» **The exercise**: Extract each record and reproduce it exactly.

» **Provided information**:

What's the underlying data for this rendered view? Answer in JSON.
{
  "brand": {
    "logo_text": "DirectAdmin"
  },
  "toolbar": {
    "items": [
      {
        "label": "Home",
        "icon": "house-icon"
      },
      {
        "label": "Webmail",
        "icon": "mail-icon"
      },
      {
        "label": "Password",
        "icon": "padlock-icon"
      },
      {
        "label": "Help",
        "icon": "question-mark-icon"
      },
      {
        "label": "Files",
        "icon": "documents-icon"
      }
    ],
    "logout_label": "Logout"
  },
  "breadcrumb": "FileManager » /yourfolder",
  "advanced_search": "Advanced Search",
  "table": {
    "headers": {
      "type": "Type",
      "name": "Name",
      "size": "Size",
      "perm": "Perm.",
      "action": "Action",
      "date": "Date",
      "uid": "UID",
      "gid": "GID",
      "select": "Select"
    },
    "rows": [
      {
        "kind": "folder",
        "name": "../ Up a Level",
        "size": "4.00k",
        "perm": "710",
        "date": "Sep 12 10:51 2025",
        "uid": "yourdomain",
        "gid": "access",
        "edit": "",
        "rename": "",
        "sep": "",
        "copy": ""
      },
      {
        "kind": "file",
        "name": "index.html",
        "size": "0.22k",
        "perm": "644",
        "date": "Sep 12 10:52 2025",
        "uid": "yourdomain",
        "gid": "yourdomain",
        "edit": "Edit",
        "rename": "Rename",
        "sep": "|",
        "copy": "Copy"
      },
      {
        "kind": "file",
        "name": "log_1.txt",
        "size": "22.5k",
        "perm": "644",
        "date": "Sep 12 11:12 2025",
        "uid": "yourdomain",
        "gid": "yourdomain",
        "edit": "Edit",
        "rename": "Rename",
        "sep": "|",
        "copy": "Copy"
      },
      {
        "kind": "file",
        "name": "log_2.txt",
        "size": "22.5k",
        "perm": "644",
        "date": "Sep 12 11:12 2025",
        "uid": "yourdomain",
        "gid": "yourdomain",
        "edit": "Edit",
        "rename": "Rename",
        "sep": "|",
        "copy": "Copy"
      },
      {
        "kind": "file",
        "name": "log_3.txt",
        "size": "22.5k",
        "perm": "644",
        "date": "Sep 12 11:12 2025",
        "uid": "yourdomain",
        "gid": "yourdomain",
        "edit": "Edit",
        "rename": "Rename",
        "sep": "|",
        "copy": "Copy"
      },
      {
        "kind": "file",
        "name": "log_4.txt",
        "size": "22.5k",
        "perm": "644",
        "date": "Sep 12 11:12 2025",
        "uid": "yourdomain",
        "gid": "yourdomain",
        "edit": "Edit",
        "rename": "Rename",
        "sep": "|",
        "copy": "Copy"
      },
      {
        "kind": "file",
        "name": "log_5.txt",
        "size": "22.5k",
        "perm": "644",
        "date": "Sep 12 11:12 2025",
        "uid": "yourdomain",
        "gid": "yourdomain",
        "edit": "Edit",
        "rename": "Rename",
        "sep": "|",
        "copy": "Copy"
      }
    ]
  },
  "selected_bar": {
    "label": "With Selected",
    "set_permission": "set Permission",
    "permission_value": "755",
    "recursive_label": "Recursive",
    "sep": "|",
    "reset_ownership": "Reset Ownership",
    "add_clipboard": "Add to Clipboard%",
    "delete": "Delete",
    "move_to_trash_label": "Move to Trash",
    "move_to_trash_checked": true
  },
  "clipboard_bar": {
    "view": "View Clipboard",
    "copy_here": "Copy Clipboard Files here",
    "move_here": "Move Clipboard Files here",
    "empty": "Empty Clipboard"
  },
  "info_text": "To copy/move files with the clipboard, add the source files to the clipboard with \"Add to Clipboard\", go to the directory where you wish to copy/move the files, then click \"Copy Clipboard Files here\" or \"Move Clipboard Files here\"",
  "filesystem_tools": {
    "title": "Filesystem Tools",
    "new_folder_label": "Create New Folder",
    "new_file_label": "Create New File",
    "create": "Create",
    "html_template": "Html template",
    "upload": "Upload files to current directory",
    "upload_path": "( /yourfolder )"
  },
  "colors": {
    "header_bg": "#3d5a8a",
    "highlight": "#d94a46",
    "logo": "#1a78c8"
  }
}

» **Answer to this problem**:
What's the underlying data for this rendered view? Answer in JSON.
{
  "brand": {
    "logo_text": "DirectAdmin"
  },
  "toolbar": {
    "items": [
      {
        "label": "Home",
        "icon": "house-icon"
      },
      {
        "label": "Webmail",
        "icon": "mail-icon"
      },
      {
        "label": "Password",
        "icon": "padlock-icon"
      },
      {
        "label": "Help",
        "icon": "question-mark-icon"
      },
      {
        "label": "Files",
        "icon": "documents-icon"
      }
    ],
    "logout_label": "Logout"
  },
  "breadcrumb": "FileManager » /yourfolder",
  "advanced_search": "Advanced Search",
  "table": {
    "headers": {
      "type": "Type",
      "name": "Name",
      "size": "Size",
      "perm": "Perm.",
      "action": "Action",
      "date": "Date",
      "uid": "UID",
      "gid": "GID",
      "select": "Select"
    },
    "rows": [
      {
        "kind": "folder",
        "name": "../ Up a Level",
        "size": "4.00k",
        "perm": "710",
        "date": "Sep 12 10:51 2025",
        "uid": "yourdomain",
        "gid": "access",
        "edit": "",
        "rename": "",
        "sep": "",
        "copy": ""
      },
      {
        "kind": "file",
        "name": "index.html",
        "size": "0.22k",
        "perm": "644",
        "date": "Sep 12 10:52 2025",
        "uid": "yourdomain",
        "gid": "yourdomain",
        "edit": "Edit",
        "rename": "Rename",
        "sep": "|",
        "copy": "Copy"
      },
      {
        "kind": "file",
        "name": "log_1.txt",
        "size": "22.5k",
        "perm": "644",
        "date": "Sep 12 11:12 2025",
        "uid": "yourdomain",
        "gid": "yourdomain",
        "edit": "Edit",
        "rename": "Rename",
        "sep": "|",
        "copy": "Copy"
      },
      {
        "kind": "file",
        "name": "log_2.txt",
        "size": "22.5k",
        "perm": "644",
        "date": "Sep 12 11:12 2025",
        "uid": "yourdomain",
        "gid": "yourdomain",
        "edit": "Edit",
        "rename": "Rename",
        "sep": "|",
        "copy": "Copy"
      },
      {
        "kind": "file",
        "name": "log_3.txt",
        "size": "22.5k",
        "perm": "644",
        "date": "Sep 12 11:12 2025",
        "uid": "yourdomain",
        "gid": "yourdomain",
        "edit": "Edit",
        "rename": "Rename",
        "sep": "|",
        "copy": "Copy"
      },
      {
        "kind": "file",
        "name": "log_4.txt",
        "size": "22.5k",
        "perm": "644",
        "date": "Sep 12 11:12 2025",
        "uid": "yourdomain",
        "gid": "yourdomain",
        "edit": "Edit",
        "rename": "Rename",
        "sep": "|",
        "copy": "Copy"
      },
      {
        "kind": "file",
        "name": "log_5.txt",
        "size": "22.5k",
        "perm": "644",
        "date": "Sep 12 11:12 2025",
        "uid": "yourdomain",
        "gid": "yourdomain",
        "edit": "Edit",
        "rename": "Rename",
        "sep": "|",
        "copy": "Copy"
      }
    ]
  },
  "selected_bar": {
    "label": "With Selected",
    "set_permission": "set Permission",
    "permission_value": "755",
    "recursive_label": "Recursive",
    "sep": "|",
    "reset_ownership": "Reset Ownership",
    "add_clipboard": "Add to Clipboard%",
    "delete": "Delete",
    "move_to_trash_label": "Move to Trash",
    "move_to_trash_checked": true
  },
  "clipboard_bar": {
    "view": "View Clipboard",
    "copy_here": "Copy Clipboard Files here",
    "move_here": "Move Clipboard Files here",
    "empty": "Empty Clipboard"
  },
  "info_text": "To copy/move files with the clipboard, add the source files to the clipboard with \"Add to Clipboard\", go to the directory where you wish to copy/move the files, then click \"Copy Clipboard Files here\" or \"Move Clipboard Files here\"",
  "filesystem_tools": {
    "title": "Filesystem Tools",
    "new_folder_label": "Create New Folder",
    "new_file_label": "Create New File",
    "create": "Create",
    "html_template": "Html template",
    "upload": "Upload files to current directory",
    "upload_path": "( /yourfolder )"
  },
  "colors": {
    "header_bg": "#3d5a8a",
    "highlight": "#d94a46",
    "logo": "#1a78c8"
  }
}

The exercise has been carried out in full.